Figure content listings
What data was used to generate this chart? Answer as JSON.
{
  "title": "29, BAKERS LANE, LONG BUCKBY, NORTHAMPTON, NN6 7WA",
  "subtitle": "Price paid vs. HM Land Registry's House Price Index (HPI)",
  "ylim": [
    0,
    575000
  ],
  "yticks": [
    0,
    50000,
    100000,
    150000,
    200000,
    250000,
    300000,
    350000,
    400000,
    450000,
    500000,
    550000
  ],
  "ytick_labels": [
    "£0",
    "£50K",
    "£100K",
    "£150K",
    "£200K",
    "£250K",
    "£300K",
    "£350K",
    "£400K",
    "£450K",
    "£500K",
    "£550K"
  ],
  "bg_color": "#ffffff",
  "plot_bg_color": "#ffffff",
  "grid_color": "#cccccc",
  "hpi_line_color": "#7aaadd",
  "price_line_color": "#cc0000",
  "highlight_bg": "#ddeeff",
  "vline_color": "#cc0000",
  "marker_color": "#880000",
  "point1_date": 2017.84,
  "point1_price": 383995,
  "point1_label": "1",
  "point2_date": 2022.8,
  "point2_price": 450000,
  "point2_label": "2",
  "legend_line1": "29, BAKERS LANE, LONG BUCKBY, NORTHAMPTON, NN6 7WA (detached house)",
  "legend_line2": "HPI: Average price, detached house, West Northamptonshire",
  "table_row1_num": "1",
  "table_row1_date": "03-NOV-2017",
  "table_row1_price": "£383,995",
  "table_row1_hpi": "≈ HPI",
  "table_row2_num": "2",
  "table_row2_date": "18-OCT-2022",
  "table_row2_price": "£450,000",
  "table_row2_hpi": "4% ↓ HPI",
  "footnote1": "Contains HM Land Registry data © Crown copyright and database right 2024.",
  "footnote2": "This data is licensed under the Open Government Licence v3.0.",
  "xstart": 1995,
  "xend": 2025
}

Aim
Retype all of the entries precisely as they are.

Exercise answer
What data was used to generate this chart? Answer as JSON.
{
  "title": "29, BAKERS LANE, LONG BUCKBY, NORTHAMPTON, NN6 7WA",
  "subtitle": "Price paid vs. HM Land Registry's House Price Index (HPI)",
  "ylim": [
    0,
    575000
  ],
  "yticks": [
    0,
    50000,
    100000,
    150000,
    200000,
    250000,
    300000,
    350000,
    400000,
    450000,
    500000,
    550000
  ],
  "ytick_labels": [
    "£0",
    "£50K",
    "£100K",
    "£150K",
    "£200K",
    "£250K",
    "£300K",
    "£350K",
    "£400K",
    "£450K",
    "£500K",
    "£550K"
  ],
  "bg_color": "#ffffff",
  "plot_bg_color": "#ffffff",
  "grid_color": "#cccccc",
  "hpi_line_color": "#7aaadd",
  "price_line_color": "#cc0000",
  "highlight_bg": "#ddeeff",
  "vline_color": "#cc0000",
  "marker_color": "#880000",
  "point1_date": 2017.84,
  "point1_price": 383995,
  "point1_label": "1",
  "point2_date": 2022.8,
  "point2_price": 450000,
  "point2_label": "2",
  "legend_line1": "29, BAKERS LANE, LONG BUCKBY, NORTHAMPTON, NN6 7WA (detached house)",
  "legend_line2": "HPI: Average price, detached house, West Northamptonshire",
  "table_row1_num": "1",
  "table_row1_date": "03-NOV-2017",
  "table_row1_price": "£383,995",
  "table_row1_hpi": "≈ HPI",
  "table_row2_num": "2",
  "table_row2_date": "18-OCT-2022",
  "table_row2_price": "£450,000",
  "table_row2_hpi": "4% ↓ HPI",
  "footnote1": "Contains HM Land Registry data © Crown copyright and database right 2024.",
  "footnote2": "This data is licensed under the Open Government Licence v3.0.",
  "xstart": 1995,
  "xend": 2025
}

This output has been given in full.